Data to process
# # # # #

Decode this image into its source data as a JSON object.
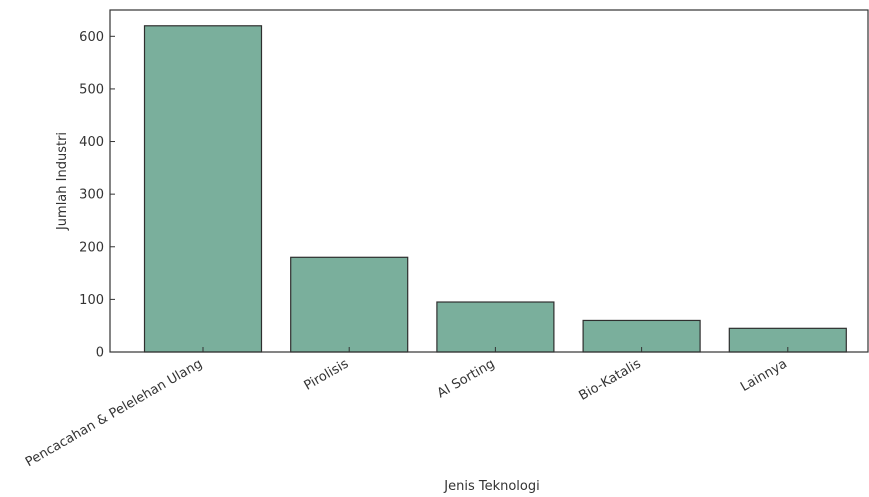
{
  "chart_data": {
    "type": "bar",
    "title": "",
    "xlabel": "Jenis Teknologi",
    "ylabel": "Jumlah Industri",
    "categories": [
      "Pencacahan & Pelelehan Ulang",
      "Pirolisis",
      "AI Sorting",
      "Bio-Katalis",
      "Lainnya"
    ],
    "values": [
      620,
      180,
      95,
      60,
      45
    ],
    "ylim": [
      0,
      650
    ],
    "yticks": [
      0,
      100,
      200,
      300,
      400,
      500,
      600
    ],
    "grid": false,
    "bar_color": "#7aaf9c",
    "bar_edge_color": "#2f2f2f"
  }
}
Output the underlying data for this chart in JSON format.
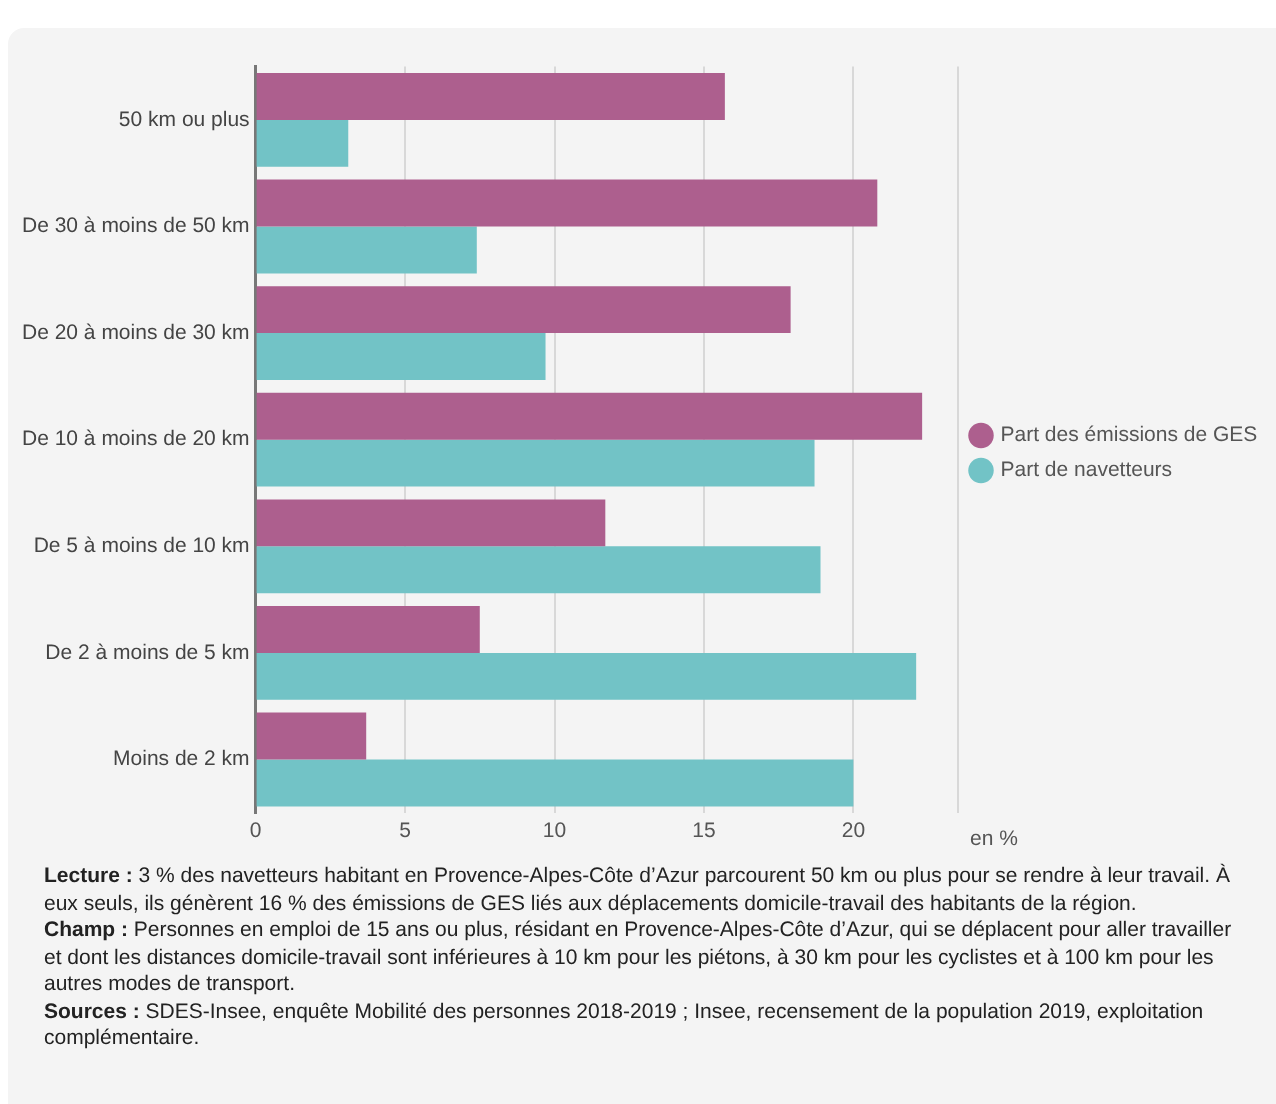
{
  "chart_data": {
    "type": "bar",
    "orientation": "horizontal",
    "xlabel": "en %",
    "categories": [
      "50 km ou plus",
      "De 30 à moins de 50 km",
      "De 20 à moins de 30 km",
      "De 10 à moins de 20 km",
      "De 5 à moins de 10 km",
      "De 2 à moins de 5 km",
      "Moins de 2 km"
    ],
    "series": [
      {
        "name": "Part des émissions de GES",
        "color": "#ad5f8e",
        "values": [
          15.7,
          20.8,
          17.9,
          22.3,
          11.7,
          7.5,
          3.7
        ]
      },
      {
        "name": "Part de navetteurs",
        "color": "#72c3c6",
        "values": [
          3.1,
          7.4,
          9.7,
          18.7,
          18.9,
          22.1,
          20.0
        ]
      }
    ],
    "xlim": [
      0,
      23.5
    ],
    "xticks": [
      0,
      5,
      10,
      15,
      20,
      {
        "value": 23.5,
        "label": null
      }
    ],
    "grid": "x",
    "legend": "right",
    "marker": "circle",
    "annotations": [
      "Lecture : 3 % des navetteurs habitant en Provence-Alpes-Côte d’Azur parcourent 50 km ou plus pour se rendre à leur travail. À eux seuls, ils génèrent 16 % des émissions de GES liés aux déplacements domicile-travail des habitants de la région.",
      "Champ : Personnes en emploi de 15 ans ou plus, résidant en Provence-Alpes-Côte d’Azur, qui se déplacent pour aller travailler et dont les distances domicile-travail sont inférieures à 10 km pour les piétons, à 30 km pour les cyclistes et à 100 km pour les autres modes de transport.",
      "Sources : SDES-Insee, enquête Mobilité des personnes 2018-2019 ; Insee, recensement de la population 2019, exploitation complémentaire."
    ]
  }
}
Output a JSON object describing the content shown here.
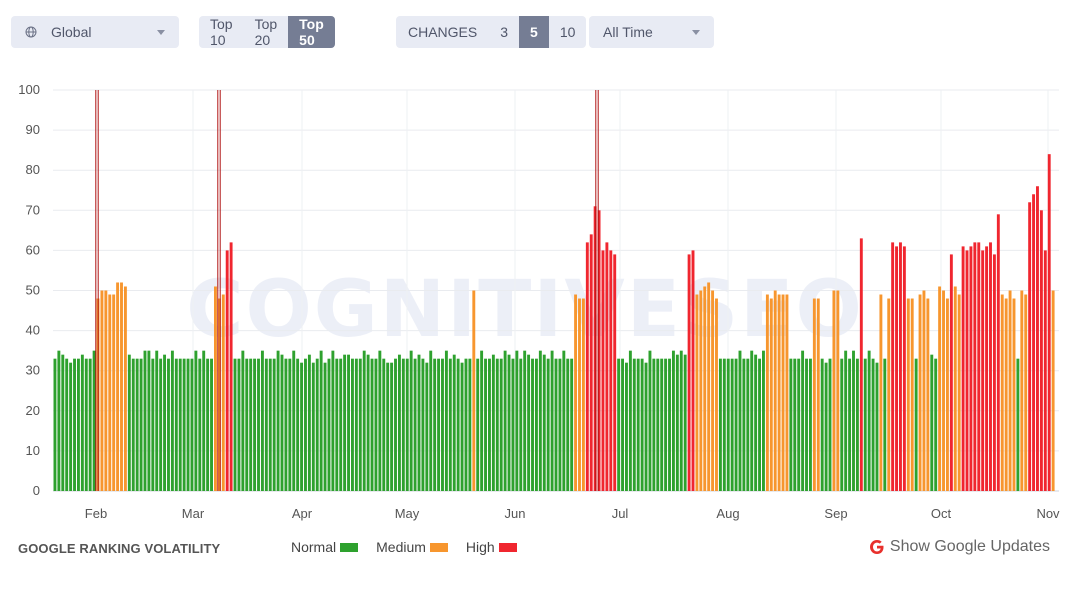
{
  "filters": {
    "region": {
      "label": "Global",
      "icon": "globe-icon"
    },
    "top": {
      "options": [
        "Top 10",
        "Top 20",
        "Top 50"
      ],
      "selected": "Top 50"
    },
    "changes": {
      "label": "CHANGES",
      "options": [
        "3",
        "5",
        "10"
      ],
      "selected": "5"
    },
    "period": {
      "label": "All Time"
    }
  },
  "watermark": "COGNITIVESEO",
  "footer": {
    "title": "GOOGLE RANKING VOLATILITY",
    "legend": [
      {
        "label": "Normal",
        "color": "#2ea12e"
      },
      {
        "label": "Medium",
        "color": "#f7962e"
      },
      {
        "label": "High",
        "color": "#f0262f"
      }
    ],
    "show_updates": {
      "label": "Show Google Updates",
      "icon": "google-g-icon",
      "color": "#e8302c"
    }
  },
  "chart_data": {
    "type": "bar",
    "ylim": [
      0,
      100
    ],
    "yticks": [
      0,
      10,
      20,
      30,
      40,
      50,
      60,
      70,
      80,
      90,
      100
    ],
    "xtick_labels": [
      "Feb",
      "Mar",
      "Apr",
      "May",
      "Jun",
      "Jul",
      "Aug",
      "Sep",
      "Oct",
      "Nov"
    ],
    "colors": {
      "normal": "#2ea12e",
      "medium": "#f7962e",
      "high": "#f0262f",
      "update": "#b01515"
    },
    "series": [
      {
        "name": "Normal",
        "values": [
          33,
          35,
          34,
          33,
          32,
          33,
          33,
          34,
          33,
          33,
          35,
          34,
          33,
          33,
          33,
          35,
          35,
          33,
          35,
          33,
          34,
          33,
          35,
          33,
          33,
          33,
          33,
          33,
          35,
          33,
          35,
          33,
          33,
          33,
          33,
          35,
          33,
          33,
          33,
          33,
          35,
          33,
          33,
          33,
          35,
          34,
          33,
          33,
          35,
          33,
          32,
          33,
          34,
          32,
          33,
          35,
          32,
          33,
          35,
          33,
          33,
          34,
          34,
          33,
          33,
          33,
          35,
          34,
          33,
          33,
          35,
          33,
          32,
          32,
          33,
          34,
          33,
          33,
          35,
          33,
          34,
          33,
          32,
          35,
          33,
          33,
          33,
          35,
          33,
          34,
          33,
          32,
          33,
          33,
          33,
          35,
          33,
          33,
          34,
          33,
          33,
          35,
          34,
          33,
          35,
          33,
          35,
          34,
          33,
          33,
          35,
          34,
          33,
          35,
          33,
          33,
          35,
          33,
          33,
          33,
          33,
          32,
          35,
          33,
          33,
          33,
          32,
          35,
          33,
          33,
          33,
          33,
          33,
          35,
          34,
          35,
          34,
          33,
          33,
          33,
          33,
          33,
          35,
          33,
          33,
          35,
          34,
          33,
          35,
          33,
          33,
          33,
          35,
          33,
          33,
          33,
          32,
          33,
          33,
          35,
          33,
          35,
          33,
          33,
          35,
          33,
          32,
          33,
          33,
          34,
          33,
          33,
          33
        ]
      },
      {
        "name": "Medium",
        "values": [
          48,
          50,
          50,
          49,
          49,
          52,
          52,
          51,
          51,
          48,
          49,
          50,
          49,
          48,
          48,
          49,
          50,
          51,
          52,
          50,
          48,
          49,
          48,
          50,
          49,
          49,
          49,
          48,
          48,
          50,
          50,
          49,
          48,
          48,
          48,
          49,
          50,
          48,
          51,
          50,
          48,
          51,
          49,
          49,
          48,
          50,
          48,
          50,
          49,
          50,
          50,
          52,
          52,
          51,
          51,
          48,
          48,
          49,
          50,
          50,
          51,
          52,
          52,
          52,
          52,
          52,
          48,
          48,
          50
        ]
      },
      {
        "name": "High",
        "values": [
          60,
          62,
          62,
          64,
          71,
          70,
          60,
          62,
          60,
          59,
          59,
          60,
          63,
          62,
          61,
          62,
          61,
          59,
          61,
          60,
          61,
          62,
          62,
          60,
          61,
          62,
          59,
          69,
          72,
          74,
          76,
          70,
          60,
          84
        ]
      }
    ]
  }
}
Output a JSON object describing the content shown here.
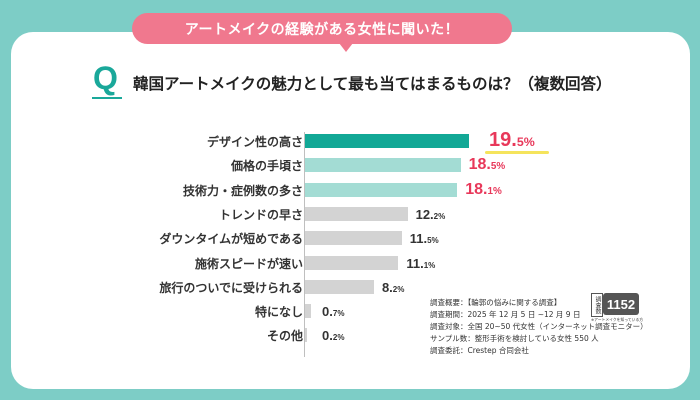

# # # # #

Given task
All of the records need repeating exactly, except for the pictures.

Worked answer
Decode this image into its source data as a JSON object.
{
  "chart_data": {
    "type": "bar",
    "title": "",
    "xlabel": "Jenis Teknologi",
    "ylabel": "Jumlah Industri",
    "categories": [
      "Pencacahan & Pelelehan Ulang",
      "Pirolisis",
      "AI Sorting",
      "Bio-Katalis",
      "Lainnya"
    ],
    "values": [
      620,
      180,
      95,
      60,
      45
    ],
    "ylim": [
      0,
      650
    ],
    "yticks": [
      0,
      100,
      200,
      300,
      400,
      500,
      600
    ],
    "grid": false,
    "bar_color": "#7aaf9c",
    "bar_edge_color": "#2f2f2f"
  }
}
Output the underlying data for this chart in JSON format.
{
  "chart_data": {
    "type": "bar",
    "orientation": "horizontal",
    "xlabel": "en %",
    "categories": [
      "50 km ou plus",
      "De 30 à moins de 50 km",
      "De 20 à moins de 30 km",
      "De 10 à moins de 20 km",
      "De 5 à moins de 10 km",
      "De 2 à moins de 5 km",
      "Moins de 2 km"
    ],
    "series": [
      {
        "name": "Part des émissions de GES",
        "color": "#ad5f8e",
        "values": [
          15.7,
          20.8,
          17.9,
          22.3,
          11.7,
          7.5,
          3.7
        ]
      },
      {
        "name": "Part de navetteurs",
        "color": "#72c3c6",
        "values": [
          3.1,
          7.4,
          9.7,
          18.7,
          18.9,
          22.1,
          20.0
        ]
      }
    ],
    "xlim": [
      0,
      23.5
    ],
    "xticks": [
      0,
      5,
      10,
      15,
      20,
      {
        "value": 23.5,
        "label": null
      }
    ],
    "grid": "x",
    "legend": "right",
    "marker": "circle",
    "annotations": [
      "Lecture : 3 % des navetteurs habitant en Provence-Alpes-Côte d’Azur parcourent 50 km ou plus pour se rendre à leur travail. À eux seuls, ils génèrent 16 % des émissions de GES liés aux déplacements domicile-travail des habitants de la région.",
      "Champ : Personnes en emploi de 15 ans ou plus, résidant en Provence-Alpes-Côte d’Azur, qui se déplacent pour aller travailler et dont les distances domicile-travail sont inférieures à 10 km pour les piétons, à 30 km pour les cyclistes et à 100 km pour les autres modes de transport.",
      "Sources : SDES-Insee, enquête Mobilité des personnes 2018-2019 ; Insee, recensement de la population 2019, exploitation complémentaire."
    ]
  }
}
Output a JSON object describing the content shown here.
{
  "filters": {
    "region": {
      "label": "Global",
      "icon": "globe-icon"
    },
    "top": {
      "options": [
        "Top 10",
        "Top 20",
        "Top 50"
      ],
      "selected": "Top 50"
    },
    "changes": {
      "label": "CHANGES",
      "options": [
        "3",
        "5",
        "10"
      ],
      "selected": "5"
    },
    "period": {
      "label": "All Time"
    }
  },
  "watermark": "COGNITIVESEO",
  "footer": {
    "title": "GOOGLE RANKING VOLATILITY",
    "legend": [
      {
        "label": "Normal",
        "color": "#2ea12e"
      },
      {
        "label": "Medium",
        "color": "#f7962e"
      },
      {
        "label": "High",
        "color": "#f0262f"
      }
    ],
    "show_updates": {
      "label": "Show Google Updates",
      "icon": "google-g-icon",
      "color": "#e8302c"
    }
  },
  "chart_data": {
    "type": "bar",
    "ylim": [
      0,
      100
    ],
    "yticks": [
      0,
      10,
      20,
      30,
      40,
      50,
      60,
      70,
      80,
      90,
      100
    ],
    "xtick_labels": [
      "Feb",
      "Mar",
      "Apr",
      "May",
      "Jun",
      "Jul",
      "Aug",
      "Sep",
      "Oct",
      "Nov"
    ],
    "colors": {
      "normal": "#2ea12e",
      "medium": "#f7962e",
      "high": "#f0262f",
      "update": "#b01515"
    },
    "series": [
      {
        "name": "Normal",
        "values": [
          33,
          35,
          34,
          33,
          32,
          33,
          33,
          34,
          33,
          33,
          35,
          34,
          33,
          33,
          33,
          35,
          35,
          33,
          35,
          33,
          34,
          33,
          35,
          33,
          33,
          33,
          33,
          33,
          35,
          33,
          35,
          33,
          33,
          33,
          33,
          35,
          33,
          33,
          33,
          33,
          35,
          33,
          33,
          33,
          35,
          34,
          33,
          33,
          35,
          33,
          32,
          33,
          34,
          32,
          33,
          35,
          32,
          33,
          35,
          33,
          33,
          34,
          34,
          33,
          33,
          33,
          35,
          34,
          33,
          33,
          35,
          33,
          32,
          32,
          33,
          34,
          33,
          33,
          35,
          33,
          34,
          33,
          32,
          35,
          33,
          33,
          33,
          35,
          33,
          34,
          33,
          32,
          33,
          33,
          33,
          35,
          33,
          33,
          34,
          33,
          33,
          35,
          34,
          33,
          35,
          33,
          35,
          34,
          33,
          33,
          35,
          34,
          33,
          35,
          33,
          33,
          35,
          33,
          33,
          33,
          33,
          32,
          35,
          33,
          33,
          33,
          32,
          35,
          33,
          33,
          33,
          33,
          33,
          35,
          34,
          35,
          34,
          33,
          33,
          33,
          33,
          33,
          35,
          33,
          33,
          35,
          34,
          33,
          35,
          33,
          33,
          33,
          35,
          33,
          33,
          33,
          32,
          33,
          33,
          35,
          33,
          35,
          33,
          33,
          35,
          33,
          32,
          33,
          33,
          34,
          33,
          33,
          33
        ]
      },
      {
        "name": "Medium",
        "values": [
          48,
          50,
          50,
          49,
          49,
          52,
          52,
          51,
          51,
          48,
          49,
          50,
          49,
          48,
          48,
          49,
          50,
          51,
          52,
          50,
          48,
          49,
          48,
          50,
          49,
          49,
          49,
          48,
          48,
          50,
          50,
          49,
          48,
          48,
          48,
          49,
          50,
          48,
          51,
          50,
          48,
          51,
          49,
          49,
          48,
          50,
          48,
          50,
          49,
          50,
          50,
          52,
          52,
          51,
          51,
          48,
          48,
          49,
          50,
          50,
          51,
          52,
          52,
          52,
          52,
          52,
          48,
          48,
          50
        ]
      },
      {
        "name": "High",
        "values": [
          60,
          62,
          62,
          64,
          71,
          70,
          60,
          62,
          60,
          59,
          59,
          60,
          63,
          62,
          61,
          62,
          61,
          59,
          61,
          60,
          61,
          62,
          62,
          60,
          61,
          62,
          59,
          69,
          72,
          74,
          76,
          70,
          60,
          84
        ]
      }
    ]
  }
}
Output a JSON object describing the content shown here.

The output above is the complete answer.